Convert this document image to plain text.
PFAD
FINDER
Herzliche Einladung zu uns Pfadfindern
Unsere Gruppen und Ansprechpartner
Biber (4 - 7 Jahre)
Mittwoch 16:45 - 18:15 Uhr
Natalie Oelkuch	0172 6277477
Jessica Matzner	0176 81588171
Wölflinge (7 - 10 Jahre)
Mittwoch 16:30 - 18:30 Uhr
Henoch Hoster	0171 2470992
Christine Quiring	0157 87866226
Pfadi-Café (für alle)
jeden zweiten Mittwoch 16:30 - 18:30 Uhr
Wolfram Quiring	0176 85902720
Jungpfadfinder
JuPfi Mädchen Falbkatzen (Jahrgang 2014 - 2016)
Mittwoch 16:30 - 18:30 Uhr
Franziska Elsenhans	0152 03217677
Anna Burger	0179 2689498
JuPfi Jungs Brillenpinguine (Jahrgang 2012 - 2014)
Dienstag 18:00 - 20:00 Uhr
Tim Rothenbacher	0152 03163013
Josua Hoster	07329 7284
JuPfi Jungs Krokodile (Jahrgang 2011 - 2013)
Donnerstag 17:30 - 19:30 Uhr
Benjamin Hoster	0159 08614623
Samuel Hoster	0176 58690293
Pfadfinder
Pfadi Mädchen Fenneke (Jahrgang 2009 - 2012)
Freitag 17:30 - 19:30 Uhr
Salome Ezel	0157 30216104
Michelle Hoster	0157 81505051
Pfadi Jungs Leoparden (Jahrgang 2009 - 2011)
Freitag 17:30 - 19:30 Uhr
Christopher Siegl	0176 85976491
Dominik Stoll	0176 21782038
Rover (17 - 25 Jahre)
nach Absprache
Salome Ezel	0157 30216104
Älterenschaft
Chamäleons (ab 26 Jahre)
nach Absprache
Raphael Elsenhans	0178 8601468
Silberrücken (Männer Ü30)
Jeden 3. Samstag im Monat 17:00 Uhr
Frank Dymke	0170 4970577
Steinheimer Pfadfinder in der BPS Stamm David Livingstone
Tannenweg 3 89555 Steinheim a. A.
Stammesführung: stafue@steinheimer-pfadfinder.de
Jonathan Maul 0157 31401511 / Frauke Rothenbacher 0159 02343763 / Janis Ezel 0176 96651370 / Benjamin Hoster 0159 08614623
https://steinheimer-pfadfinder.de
+++
= Task directions =
Reproduce each entry exactly, leaving out nothing.

= Result of the exercise =
Convert this document image to plain text.
PFAD
FINDER
Herzliche Einladung zu uns Pfadfindern
Unsere Gruppen und Ansprechpartner
Biber (4 - 7 Jahre)
Mittwoch 16:45 - 18:15 Uhr
Natalie Oelkuch	0172 6277477
Jessica Matzner	0176 81588171
Wölflinge (7 - 10 Jahre)
Mittwoch 16:30 - 18:30 Uhr
Henoch Hoster	0171 2470992
Christine Quiring	0157 87866226
Pfadi-Café (für alle)
jeden zweiten Mittwoch 16:30 - 18:30 Uhr
Wolfram Quiring	0176 85902720
Jungpfadfinder
JuPfi Mädchen Falbkatzen (Jahrgang 2014 - 2016)
Mittwoch 16:30 - 18:30 Uhr
Franziska Elsenhans	0152 03217677
Anna Burger	0179 2689498
JuPfi Jungs Brillenpinguine (Jahrgang 2012 - 2014)
Dienstag 18:00 - 20:00 Uhr
Tim Rothenbacher	0152 03163013
Josua Hoster	07329 7284
JuPfi Jungs Krokodile (Jahrgang 2011 - 2013)
Donnerstag 17:30 - 19:30 Uhr
Benjamin Hoster	0159 08614623
Samuel Hoster	0176 58690293
Pfadfinder
Pfadi Mädchen Fenneke (Jahrgang 2009 - 2012)
Freitag 17:30 - 19:30 Uhr
Salome Ezel	0157 30216104
Michelle Hoster	0157 81505051
Pfadi Jungs Leoparden (Jahrgang 2009 - 2011)
Freitag 17:30 - 19:30 Uhr
Christopher Siegl	0176 85976491
Dominik Stoll	0176 21782038
Rover (17 - 25 Jahre)
nach Absprache
Salome Ezel	0157 30216104
Älterenschaft
Chamäleons (ab 26 Jahre)
nach Absprache
Raphael Elsenhans	0178 8601468
Silberrücken (Männer Ü30)
Jeden 3. Samstag im Monat 17:00 Uhr
Frank Dymke	0170 4970577
Steinheimer Pfadfinder in der BPS Stamm David Livingstone
Tannenweg 3 89555 Steinheim a. A.
Stammesführung: stafue@steinheimer-pfadfinder.de
Jonathan Maul 0157 31401511 / Frauke Rothenbacher 0159 02343763 / Janis Ezel 0176 96651370 / Benjamin Hoster 0159 08614623
https://steinheimer-pfadfinder.de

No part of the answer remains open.